» GIVEN RECORDS:

* * * * *

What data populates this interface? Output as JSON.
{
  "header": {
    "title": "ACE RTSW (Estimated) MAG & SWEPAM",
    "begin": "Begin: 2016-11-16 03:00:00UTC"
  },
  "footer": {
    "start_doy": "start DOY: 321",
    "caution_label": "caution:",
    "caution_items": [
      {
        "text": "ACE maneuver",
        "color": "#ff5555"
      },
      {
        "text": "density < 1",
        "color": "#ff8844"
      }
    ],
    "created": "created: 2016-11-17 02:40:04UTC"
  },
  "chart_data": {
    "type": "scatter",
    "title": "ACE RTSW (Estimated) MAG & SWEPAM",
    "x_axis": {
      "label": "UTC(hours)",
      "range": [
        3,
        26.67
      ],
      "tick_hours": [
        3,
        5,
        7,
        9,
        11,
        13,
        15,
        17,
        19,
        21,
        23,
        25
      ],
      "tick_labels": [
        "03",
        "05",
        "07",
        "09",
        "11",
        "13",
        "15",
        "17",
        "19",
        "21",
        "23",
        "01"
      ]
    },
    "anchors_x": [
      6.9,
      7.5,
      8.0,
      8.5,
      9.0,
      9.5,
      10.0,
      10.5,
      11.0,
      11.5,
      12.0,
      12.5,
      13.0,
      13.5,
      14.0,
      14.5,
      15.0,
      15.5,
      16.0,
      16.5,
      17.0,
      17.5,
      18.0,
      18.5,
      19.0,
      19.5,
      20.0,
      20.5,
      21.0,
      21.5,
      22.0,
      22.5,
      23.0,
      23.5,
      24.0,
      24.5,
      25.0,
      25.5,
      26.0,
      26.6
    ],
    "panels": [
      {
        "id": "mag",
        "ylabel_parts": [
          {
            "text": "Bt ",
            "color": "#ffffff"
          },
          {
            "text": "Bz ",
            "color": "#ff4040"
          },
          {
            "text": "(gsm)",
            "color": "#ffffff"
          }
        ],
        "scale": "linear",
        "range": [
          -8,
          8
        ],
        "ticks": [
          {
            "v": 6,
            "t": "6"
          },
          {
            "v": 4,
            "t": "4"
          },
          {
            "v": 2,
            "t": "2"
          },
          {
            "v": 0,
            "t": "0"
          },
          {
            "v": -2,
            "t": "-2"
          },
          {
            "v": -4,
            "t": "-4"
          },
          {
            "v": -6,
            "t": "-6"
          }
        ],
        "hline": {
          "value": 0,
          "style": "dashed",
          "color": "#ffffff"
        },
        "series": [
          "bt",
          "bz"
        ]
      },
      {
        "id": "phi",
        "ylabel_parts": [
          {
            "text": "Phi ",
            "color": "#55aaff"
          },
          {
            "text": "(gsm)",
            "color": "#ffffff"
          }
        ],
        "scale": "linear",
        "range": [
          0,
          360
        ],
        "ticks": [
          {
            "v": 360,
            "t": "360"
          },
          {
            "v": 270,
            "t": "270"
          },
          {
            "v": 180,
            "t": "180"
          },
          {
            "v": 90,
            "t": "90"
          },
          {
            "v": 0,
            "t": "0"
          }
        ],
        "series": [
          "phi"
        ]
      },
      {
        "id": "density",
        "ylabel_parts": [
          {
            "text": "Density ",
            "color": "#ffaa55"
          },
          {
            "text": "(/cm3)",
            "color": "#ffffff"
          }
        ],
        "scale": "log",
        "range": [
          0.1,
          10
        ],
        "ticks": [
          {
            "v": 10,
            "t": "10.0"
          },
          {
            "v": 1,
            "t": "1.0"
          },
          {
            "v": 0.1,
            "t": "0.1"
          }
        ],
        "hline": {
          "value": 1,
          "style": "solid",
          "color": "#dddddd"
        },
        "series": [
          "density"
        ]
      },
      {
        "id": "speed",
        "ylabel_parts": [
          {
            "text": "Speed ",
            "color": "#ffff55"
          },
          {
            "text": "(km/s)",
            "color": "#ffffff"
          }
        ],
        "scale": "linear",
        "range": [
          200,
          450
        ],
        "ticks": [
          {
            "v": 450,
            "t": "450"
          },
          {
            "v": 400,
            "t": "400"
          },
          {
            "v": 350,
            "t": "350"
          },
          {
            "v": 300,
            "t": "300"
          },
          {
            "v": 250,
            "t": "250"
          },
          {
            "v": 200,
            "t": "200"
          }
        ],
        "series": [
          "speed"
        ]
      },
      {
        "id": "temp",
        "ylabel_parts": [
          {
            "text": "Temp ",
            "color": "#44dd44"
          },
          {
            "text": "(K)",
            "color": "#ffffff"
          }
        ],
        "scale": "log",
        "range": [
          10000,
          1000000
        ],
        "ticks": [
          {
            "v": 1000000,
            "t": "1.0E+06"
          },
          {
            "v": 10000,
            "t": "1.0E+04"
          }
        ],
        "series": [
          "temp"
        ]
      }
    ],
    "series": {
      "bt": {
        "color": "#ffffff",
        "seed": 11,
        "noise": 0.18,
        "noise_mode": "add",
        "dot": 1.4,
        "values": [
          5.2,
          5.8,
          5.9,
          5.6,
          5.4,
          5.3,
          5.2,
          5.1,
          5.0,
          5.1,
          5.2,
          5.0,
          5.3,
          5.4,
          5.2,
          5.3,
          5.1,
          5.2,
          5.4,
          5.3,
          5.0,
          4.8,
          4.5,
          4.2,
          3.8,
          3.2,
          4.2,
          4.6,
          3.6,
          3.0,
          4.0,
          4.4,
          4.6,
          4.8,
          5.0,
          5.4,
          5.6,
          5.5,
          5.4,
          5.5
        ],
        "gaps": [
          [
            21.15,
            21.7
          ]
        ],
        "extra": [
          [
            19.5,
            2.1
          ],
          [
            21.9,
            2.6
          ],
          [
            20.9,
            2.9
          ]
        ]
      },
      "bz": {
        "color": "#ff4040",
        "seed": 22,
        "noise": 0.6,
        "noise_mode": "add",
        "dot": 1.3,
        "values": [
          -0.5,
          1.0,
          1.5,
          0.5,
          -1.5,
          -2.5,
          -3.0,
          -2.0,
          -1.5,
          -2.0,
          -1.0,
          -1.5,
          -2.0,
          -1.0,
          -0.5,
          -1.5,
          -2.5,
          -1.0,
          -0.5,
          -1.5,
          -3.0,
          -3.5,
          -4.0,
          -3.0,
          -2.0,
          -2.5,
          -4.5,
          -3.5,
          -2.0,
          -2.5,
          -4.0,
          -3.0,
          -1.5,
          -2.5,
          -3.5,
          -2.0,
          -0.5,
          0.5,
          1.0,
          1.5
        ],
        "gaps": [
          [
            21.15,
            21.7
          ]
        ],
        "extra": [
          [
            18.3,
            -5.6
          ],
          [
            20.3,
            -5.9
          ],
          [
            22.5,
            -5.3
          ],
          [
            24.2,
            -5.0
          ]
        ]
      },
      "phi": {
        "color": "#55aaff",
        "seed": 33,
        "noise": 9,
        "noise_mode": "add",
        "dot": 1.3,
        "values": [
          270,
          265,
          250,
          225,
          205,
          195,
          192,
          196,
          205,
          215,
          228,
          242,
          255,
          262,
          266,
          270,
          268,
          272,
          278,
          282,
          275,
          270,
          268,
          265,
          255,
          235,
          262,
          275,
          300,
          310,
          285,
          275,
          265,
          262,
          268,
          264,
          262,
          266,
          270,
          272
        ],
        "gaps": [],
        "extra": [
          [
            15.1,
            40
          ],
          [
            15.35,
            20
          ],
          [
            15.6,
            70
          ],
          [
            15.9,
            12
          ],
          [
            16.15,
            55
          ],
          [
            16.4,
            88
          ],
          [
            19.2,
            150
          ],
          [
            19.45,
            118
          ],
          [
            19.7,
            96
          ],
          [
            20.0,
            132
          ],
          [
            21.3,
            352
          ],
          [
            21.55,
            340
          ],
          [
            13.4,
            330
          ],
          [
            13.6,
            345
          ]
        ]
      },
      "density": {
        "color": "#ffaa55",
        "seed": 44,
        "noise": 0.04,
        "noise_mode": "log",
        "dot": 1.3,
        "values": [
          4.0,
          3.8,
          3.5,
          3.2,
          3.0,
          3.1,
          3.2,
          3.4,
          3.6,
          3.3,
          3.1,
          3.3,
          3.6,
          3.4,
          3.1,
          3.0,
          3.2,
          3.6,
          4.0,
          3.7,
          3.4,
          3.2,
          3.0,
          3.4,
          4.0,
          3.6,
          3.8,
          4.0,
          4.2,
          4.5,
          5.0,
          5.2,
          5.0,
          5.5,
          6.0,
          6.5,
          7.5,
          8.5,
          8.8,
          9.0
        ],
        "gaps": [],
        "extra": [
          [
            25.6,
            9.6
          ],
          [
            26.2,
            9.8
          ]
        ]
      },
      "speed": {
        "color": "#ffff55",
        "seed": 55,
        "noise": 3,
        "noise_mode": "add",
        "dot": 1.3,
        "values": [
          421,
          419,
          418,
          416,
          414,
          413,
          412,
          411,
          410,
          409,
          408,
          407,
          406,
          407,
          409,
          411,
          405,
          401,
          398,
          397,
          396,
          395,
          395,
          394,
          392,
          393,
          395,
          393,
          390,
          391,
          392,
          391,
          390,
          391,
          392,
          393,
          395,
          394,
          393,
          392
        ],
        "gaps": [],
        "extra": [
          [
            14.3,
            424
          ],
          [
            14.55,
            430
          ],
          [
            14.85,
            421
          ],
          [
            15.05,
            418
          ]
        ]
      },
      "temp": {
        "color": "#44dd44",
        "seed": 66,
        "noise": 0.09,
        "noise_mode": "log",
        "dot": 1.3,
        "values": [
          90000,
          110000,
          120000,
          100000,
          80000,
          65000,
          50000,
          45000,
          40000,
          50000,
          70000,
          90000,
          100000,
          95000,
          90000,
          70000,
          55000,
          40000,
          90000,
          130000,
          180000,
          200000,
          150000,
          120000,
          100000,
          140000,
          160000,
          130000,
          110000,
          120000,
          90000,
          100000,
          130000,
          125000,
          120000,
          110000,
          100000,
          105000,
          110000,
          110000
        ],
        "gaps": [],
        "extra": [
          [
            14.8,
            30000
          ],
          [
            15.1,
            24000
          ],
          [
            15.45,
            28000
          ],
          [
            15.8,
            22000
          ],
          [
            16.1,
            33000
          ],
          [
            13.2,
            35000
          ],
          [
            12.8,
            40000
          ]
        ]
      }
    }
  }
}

* * * * *

» WHAT IS NEEDED: Read the entries and select each line where the word "seed" is found.

» WRITTEN REPLY:
        "seed": 11,
        "seed": 22,
        "seed": 33,
        "seed": 44,
        "seed": 55,
        "seed": 66,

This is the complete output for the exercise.